▸ Consigne A:
Veuillez présenter sous forme de liste brève le paragraphe du texte fourni qui commence par « L’abattage des animaux se faisait », en gardant ses faits principaux.
▸ Consigne B:
D’après le texte fourni, pourquoi le cochon avait-il une auge en pierre et une cour extérieure ? Répondez en une à trois phrases.
▸ Consigne C:
Dans le texte fourni, modifiez le passage allant de « Une fois acheté, le » jusqu’à « les grandes occasions. » en remplaçant « petit goret » par « porcelet ».

▸ Texte fourni:
Le tueur de gorets à la ferme

Dans les campagnes autrefois il n’était guère de famille qui n’élevait pas son cochon. Celui-ci logeait le plus souvent sous un appentis en prolongement de l’étable, avec une auge lourde, en pierre pour la stabilité, et une cour extérieure pour que l’animal bénéficie du soleil. C’était le  “Tét à gorets” (le toit aux cochons) avec une ou plusieurs cases parfois.


Le cochon dans sa cour avant d’être assommé

Il fallait d’abord acheter le porcelet. La foire de Bournezeau avait la réputation d’être la meilleure de la région pour ça. Les marchandages se faisaient sur le Champ-de-Foire-aux-Gorets, actuelle place des Papillons. Des éleveurs de la région (dans les fermes) avaient une ou deux “gorettes” (des truies), et offraient à la vente plus de petits cochons qu’il n’en fallait pour couvrir les besoins de la zone. Il y avait des périodes plus favorables que d’autres pour le marché…

L’abattage des animaux se faisait autour de la saison d’hiver, toujours en dehors des grandes chaleurs. La période durait à peu près six mois, du 15 octobre au 15 avril, avec une forte activité au début et à la fin. Les familles élevaient souvent deux cochons par année, et s’arrangeaient pour en avoir toujours un, en élevage.

Une fois acheté, le petit goret mangeait tous les restes des repas de la famille, buvait les “lavures”, (les eaux plus ou moins grasses de la vaisselle). Il consommait le “petit lait” (lait écrémé de vaches et ses dérivés provenant de la fabrication du beurre). Il avait droit aussi à un petit complément de farine de “méteil” (mélange blé et avoine) ou d’orge, pour une meilleure croissance de l’animal. C’était un moyen de faire consommer les déchets comestibles qui auraient été jetés au fumier. Les familles mangeaient alors de la viande “à pas cher”, par rapport à la viande de bœuf, qui était achetée chez le boucher seulement pour les grandes occasions.

▸ Segment de données:
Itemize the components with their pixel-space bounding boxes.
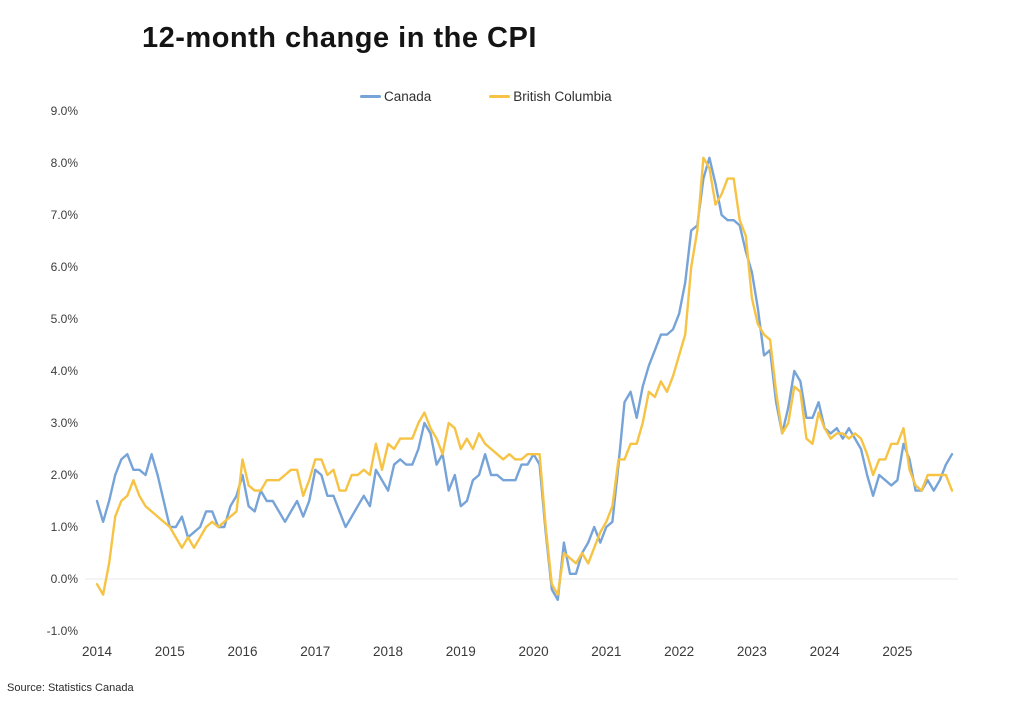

▸ Résultat A:
- L’abattage avait lieu autour de l’hiver, toujours en dehors des grandes chaleurs.
- La période durait environ six mois, du 15 octobre au 15 avril, avec une forte activité au début et à la fin.
- Les familles élevaient souvent deux cochons par an afin d’en avoir toujours un en élevage.

▸ Résultat B:
L’auge était en pierre pour être stable. La cour extérieure permettait à l’animal de bénéficier du soleil.

▸ Résultat C:
Une fois acheté, le porcelet mangeait tous les restes des repas de la famille, buvait les “lavures”, (les eaux plus ou moins grasses de la vaisselle). Il consommait le “petit lait” (lait écrémé de vaches et ses dérivés provenant de la fabrication du beurre). Il avait droit aussi à un petit complément de farine de “méteil” (mélange blé et avoine) ou d’orge, pour une meilleure croissance de l’animal. C’était un moyen de faire consommer les déchets comestibles qui auraient été jetés au fumier. Les familles mangeaient alors de la viande “à pas cher”, par rapport à la viande de bœuf, qui était achetée chez le boucher seulement pour les grandes occasions.